(Data entries)
Begin

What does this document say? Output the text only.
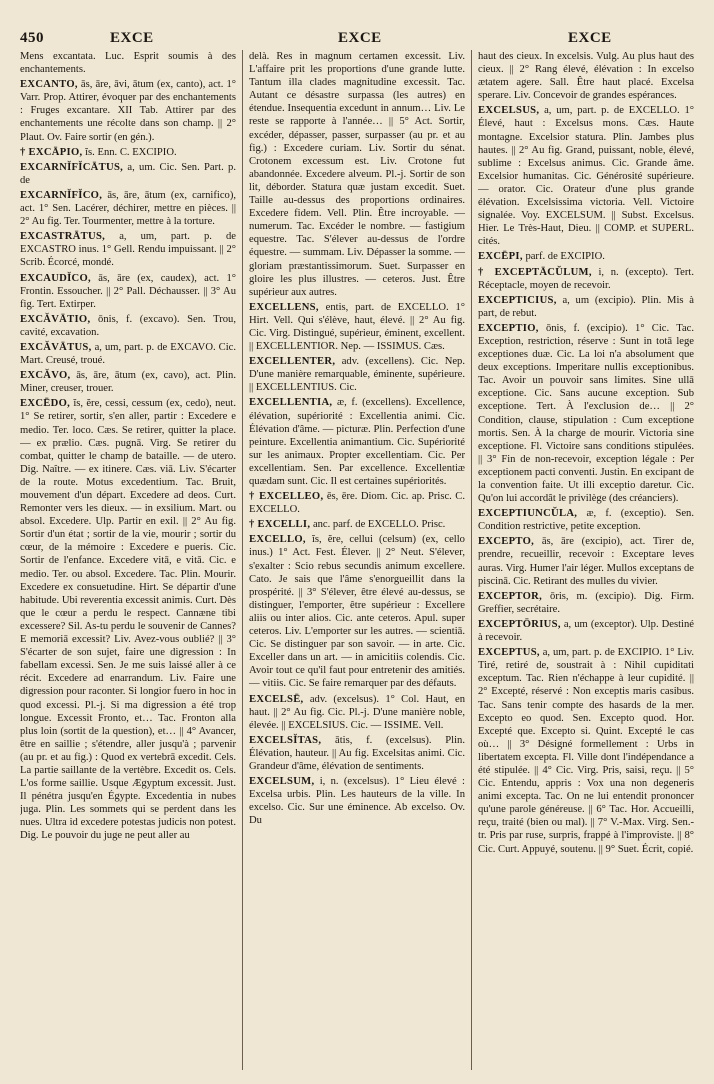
450	EXCE	EXCE	EXCE

Mens excantata. Luc. Esprit soumis à des enchantements.

EXCANTO, ās, āre, āvi, ātum (ex, canto), act. 1° Varr. Prop. Attirer, évoquer par des enchantements : Fruges excantare. XII Tab. Attirer par des enchantements une récolte dans son champ. || 2° Plaut. Ov. Faire sortir (en gén.).

† EXCĀPIO, ĭs. Enn. C. EXCIPIO.

EXCARNĬFĬCĀTUS, a, um. Cic. Sen. Part. p. de

EXCARNĬFĬCO, ās, āre, ātum (ex, carnifico), act. 1° Sen. Lacérer, déchirer, mettre en pièces. || 2° Au fig. Ter. Tourmenter, mettre à la torture.

EXCASTRĀTUS, a, um, part. p. de EXCASTRO inus. 1° Gell. Rendu impuissant. || 2° Scrib. Écorcé, mondé.

EXCAUDĬCO, ās, āre (ex, caudex), act. 1° Frontin. Essoucher. || 2° Pall. Déchausser. || 3° Au fig. Tert. Extirper.

EXCĂVĀTIO, ōnis, f. (excavo). Sen. Trou, cavité, excavation.

EXCĂVĀTUS, a, um, part. p. de EXCAVO. Cic. Mart. Creusé, troué.

EXCĂVO, ās, āre, ātum (ex, cavo), act. Plin. Miner, creuser, trouer.

EXCĒDO, ĭs, ĕre, cessi, cessum (ex, cedo), neut. 1° Se retirer, sortir, s'en aller, partir : Excedere e medio. Ter. loco. Cæs. Se retirer, quitter la place. — ex prælio. Cæs. pugnā. Virg. Se retirer du combat, quitter le champ de bataille. — de utero. Dig. Naître. — ex itinere. Cæs. viā. Liv. S'écarter de la route. Motus excedentium. Tac. Bruit, mouvement d'un départ. Excedere ad deos. Curt. Remonter vers les dieux. — in exsilium. Mart. ou absol. Excedere. Ulp. Partir en exil. || 2° Au fig. Sortir d'un état ; sortir de la vie, mourir ; sortir du cœur, de la mémoire : Excedere e pueris. Cic. Sortir de l'enfance. Excedere vitā, e vitā. Cic. e medio. Ter. ou absol. Excedere. Tac. Plin. Mourir. Excedere ex consuetudine. Hirt. Se départir d'une habitude. Ubi reverentia excessit animis. Curt. Dès que le cœur a perdu le respect. Cannæne tibi excessere? Sil. As-tu perdu le souvenir de Cannes? E memoriā excessit? Liv. Avez-vous oublié? || 3° S'écarter de son sujet, faire une digression : In fabellam excessi. Sen. Je me suis laissé aller à ce récit. Excedere ad enarrandum. Liv. Faire une digression pour raconter. Si longior fuero in hoc in quod excessi. Pl.-j. Si ma digression a été trop longue. Excessit Fronto, et… Tac. Fronton alla plus loin (sortit de la question), et… || 4° Avancer, être en saillie ; s'étendre, aller jusqu'à ; parvenir (au pr. et au fig.) : Quod ex vertebrā excedit. Cels. La partie saillante de la vertèbre. Excedit os. Cels. L'os forme saillie. Usque Ægyptum excessit. Just. Il pénétra jusqu'en Égypte. Excedentia in nubes juga. Plin. Les sommets qui se perdent dans les nues. Ultra id excedere potestas judicis non potest. Dig. Le pouvoir du juge ne peut aller au

delà. Res in magnum certamen excessit. Liv. L'affaire prit les proportions d'une grande lutte. Tantum illa clades magnitudine excessit. Tac. Autant ce désastre surpassa (les autres) en étendue. Insequentia excedunt in annum… Liv. Le reste se rapporte à l'année… || 5° Act. Sortir, excéder, dépasser, passer, surpasser (au pr. et au fig.) : Excedere curiam. Liv. Sortir du sénat. Crotonem excessum est. Liv. Crotone fut abandonnée. Excedere alveum. Pl.-j. Sortir de son lit, déborder. Statura quæ justam excedit. Suet. Taille au-dessus des proportions ordinaires. Excedere fidem. Vell. Plin. Être incroyable. — numerum. Tac. Excéder le nombre. — fastigium equestre. Tac. S'élever au-dessus de l'ordre équestre. — summam. Liv. Dépasser la somme. — gloriam præstantissimorum. Suet. Surpasser en gloire les plus illustres. — ceteros. Just. Être supérieur aux autres.

EXCELLENS, entis, part. de EXCELLO. 1° Hirt. Vell. Qui s'élève, haut, élevé. || 2° Au fig. Cic. Virg. Distingué, supérieur, éminent, excellent. || EXCELLENTIOR. Nep. — ISSIMUS. Cæs.

EXCELLENTER, adv. (excellens). Cic. Nep. D'une manière remarquable, éminente, supérieure. || EXCELLENTIUS. Cic.

EXCELLENTIA, æ, f. (excellens). Excellence, élévation, supériorité : Excellentia animi. Cic. Élévation d'âme. — picturæ. Plin. Perfection d'une peinture. Excellentia animantium. Cic. Supériorité sur les animaux. Propter excellentiam. Cic. Per excellentiam. Sen. Par excellence. Excellentiæ quædam sunt. Cic. Il est certaines supériorités.

† EXCELLEO, ēs, ēre. Diom. Cic. ap. Prisc. C. EXCELLO.

† EXCELLI, anc. parf. de EXCELLO. Prisc.

EXCELLO, ĭs, ĕre, cellui (celsum) (ex, cello inus.) 1° Act. Fest. Élever. || 2° Neut. S'élever, s'exalter : Scio rebus secundis animum excellere. Cato. Je sais que l'âme s'enorgueillit dans la prospérité. || 3° S'élever, être élevé au-dessus, se distinguer, l'emporter, être supérieur : Excellere aliis ou inter alios. Cic. ante ceteros. Apul. super ceteros. Liv. L'emporter sur les autres. — scientiā. Cic. Se distinguer par son savoir. — in arte. Cic. Exceller dans un art. — in amicitiis colendis. Cic. Avoir tout ce qu'il faut pour entretenir des amitiés. — vitiis. Cic. Se faire remarquer par des défauts.

EXCELSĒ, adv. (excelsus). 1° Col. Haut, en haut. || 2° Au fig. Cic. Pl.-j. D'une manière noble, élevée. || EXCELSIUS. Cic. — ISSIME. Vell.

EXCELSĬTAS, ātis, f. (excelsus). Plin. Élévation, hauteur. || Au fig. Excelsitas animi. Cic. Grandeur d'âme, élévation de sentiments.

EXCELSUM, i, n. (excelsus). 1° Lieu élevé : Excelsa urbis. Plin. Les hauteurs de la ville. In excelso. Cic. Sur une éminence. Ab excelso. Ov. Du

haut des cieux. In excelsis. Vulg. Au plus haut des cieux. || 2° Rang élevé, élévation : In excelso ætatem agere. Sall. Être haut placé. Excelsa sperare. Liv. Concevoir de grandes espérances.

EXCELSUS, a, um, part. p. de EXCELLO. 1° Élevé, haut : Excelsus mons. Cæs. Haute montagne. Excelsior statura. Plin. Jambes plus hautes. || 2° Au fig. Grand, puissant, noble, élevé, sublime : Excelsus animus. Cic. Grande âme. Excelsior humanitas. Cic. Générosité supérieure. — orator. Cic. Orateur d'une plus grande élévation. Excelsissima victoria. Vell. Victoire signalée. Voy. EXCELSUM. || Subst. Excelsus. Hier. Le Très-Haut, Dieu. || COMP. et SUPERL. cités.

EXCĒPI, parf. de EXCIPIO.

† EXCEPTĀCŬLUM, i, n. (excepto). Tert. Réceptacle, moyen de recevoir.

EXCEPTICIUS, a, um (excipio). Plin. Mis à part, de rebut.

EXCEPTIO, ōnis, f. (excipio). 1° Cic. Tac. Exception, restriction, réserve : Sunt in totā lege exceptiones duæ. Cic. La loi n'a absolument que deux exceptions. Imperitare nullis exceptionibus. Tac. Avoir un pouvoir sans limites. Sine ullā exceptione. Cic. Sans aucune exception. Sub exceptione. Tert. À l'exclusion de… || 2° Condition, clause, stipulation : Cum exceptione mortis. Sen. À la charge de mourir. Victoria sine exceptione. Fl. Victoire sans conditions stipulées. || 3° Fin de non-recevoir, exception légale : Per exceptionem pacti conventi. Justin. En excipant de la convention faite. Ut illi exceptio daretur. Cic. Qu'on lui accordât le privilège (des créanciers).

EXCEPTIUNCŬLA, æ, f. (exceptio). Sen. Condition restrictive, petite exception.

EXCEPTO, ās, āre (excipio), act. Tirer de, prendre, recueillir, recevoir : Exceptare leves auras. Virg. Humer l'air léger. Mullos exceptans de piscinā. Cic. Retirant des mulles du vivier.

EXCEPTOR, ōris, m. (excipio). Dig. Firm. Greffier, secrétaire.

EXCEPTŌRIUS, a, um (exceptor). Ulp. Destiné à recevoir.

EXCEPTUS, a, um, part. p. de EXCIPIO. 1° Liv. Tiré, retiré de, soustrait à : Nihil cupiditati exceptum. Tac. Rien n'échappe à leur cupidité. || 2° Excepté, réservé : Non exceptis maris casibus. Tac. Sans tenir compte des hasards de la mer. Excepto eo quod. Sen. Excepto quod. Hor. Excepté que. Excepto si. Quint. Excepté le cas où… || 3° Désigné formellement : Urbs in libertatem excepta. Fl. Ville dont l'indépendance a été stipulée. || 4° Cic. Virg. Pris, saisi, reçu. || 5° Cic. Entendu, appris : Vox una non degeneris animi excepta. Tac. On ne lui entendit prononcer qu'une parole généreuse. || 6° Tac. Hor. Accueilli, reçu, traité (bien ou mal). || 7° V.-Max. Virg. Sen.-tr. Pris par ruse, surpris, frappé à l'improviste. || 8° Cic. Curt. Appuyé, soutenu. || 9° Suet. Écrit, copié.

End

--- GIVEN EXERCISE ---
Your task is to gather every line with the word "exceptio" and copy it.

--- REPLY ---
EXCEPTIO, ōnis, f. (excipio). 1° Cic. Tac. Exception, restriction, réserve : Sunt in totā lege exceptiones duæ. Cic. La loi n'a absolument que deux exceptions. Imperitare nullis exceptionibus. Tac. Avoir un pouvoir sans limites. Sine ullā exceptione. Cic. Sans aucune exception. Sub exceptione. Tert. À l'exclusion de… || 2° Condition, clause, stipulation : Cum exceptione mortis. Sen. À la charge de mourir. Victoria sine exceptione. Fl. Victoire sans conditions stipulées. || 3° Fin de non-recevoir, exception légale : Per exceptionem pacti conventi. Justin. En excipant de la convention faite. Ut illi exceptio daretur. Cic. Qu'on lui accordât le privilège (des créanciers).
EXCEPTIUNCŬLA, æ, f. (exceptio). Sen. Condition restrictive, petite exception.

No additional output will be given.